* start *
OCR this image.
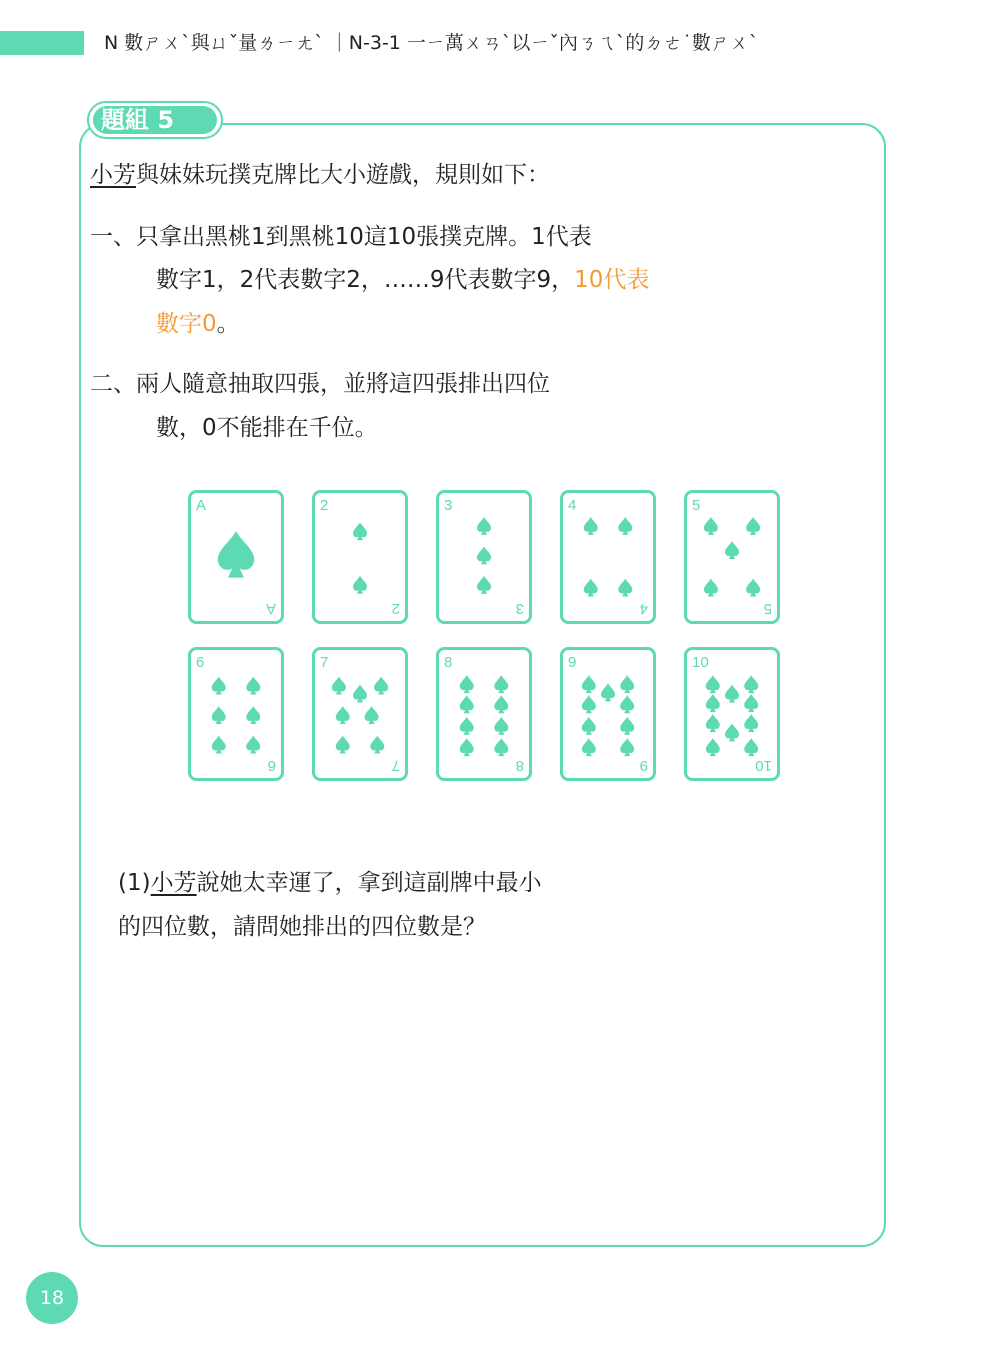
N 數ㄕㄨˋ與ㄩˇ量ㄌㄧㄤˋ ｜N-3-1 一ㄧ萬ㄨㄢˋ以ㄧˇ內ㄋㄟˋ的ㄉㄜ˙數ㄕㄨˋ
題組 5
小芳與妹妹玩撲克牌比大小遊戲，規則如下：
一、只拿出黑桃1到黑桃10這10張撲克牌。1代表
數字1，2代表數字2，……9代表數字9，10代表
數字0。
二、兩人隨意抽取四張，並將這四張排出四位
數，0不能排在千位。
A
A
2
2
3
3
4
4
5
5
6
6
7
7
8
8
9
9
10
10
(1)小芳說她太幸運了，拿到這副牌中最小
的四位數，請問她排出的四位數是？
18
* end *
▸ What you are asked to do
All of the lines above should be retyped precisely, apart from the pictures.

▸ Correct response
OCR this image.
N 數ㄕㄨˋ與ㄩˇ量ㄌㄧㄤˋ ｜N-3-1 一ㄧ萬ㄨㄢˋ以ㄧˇ內ㄋㄟˋ的ㄉㄜ˙數ㄕㄨˋ
題組 5
小芳與妹妹玩撲克牌比大小遊戲，規則如下：
一、只拿出黑桃1到黑桃10這10張撲克牌。1代表
數字1，2代表數字2，……9代表數字9，10代表
數字0。
二、兩人隨意抽取四張，並將這四張排出四位
數，0不能排在千位。
A
A
2
2
3
3
4
4
5
5
6
6
7
7
8
8
9
9
10
10
(1)小芳說她太幸運了，拿到這副牌中最小
的四位數，請問她排出的四位數是？
18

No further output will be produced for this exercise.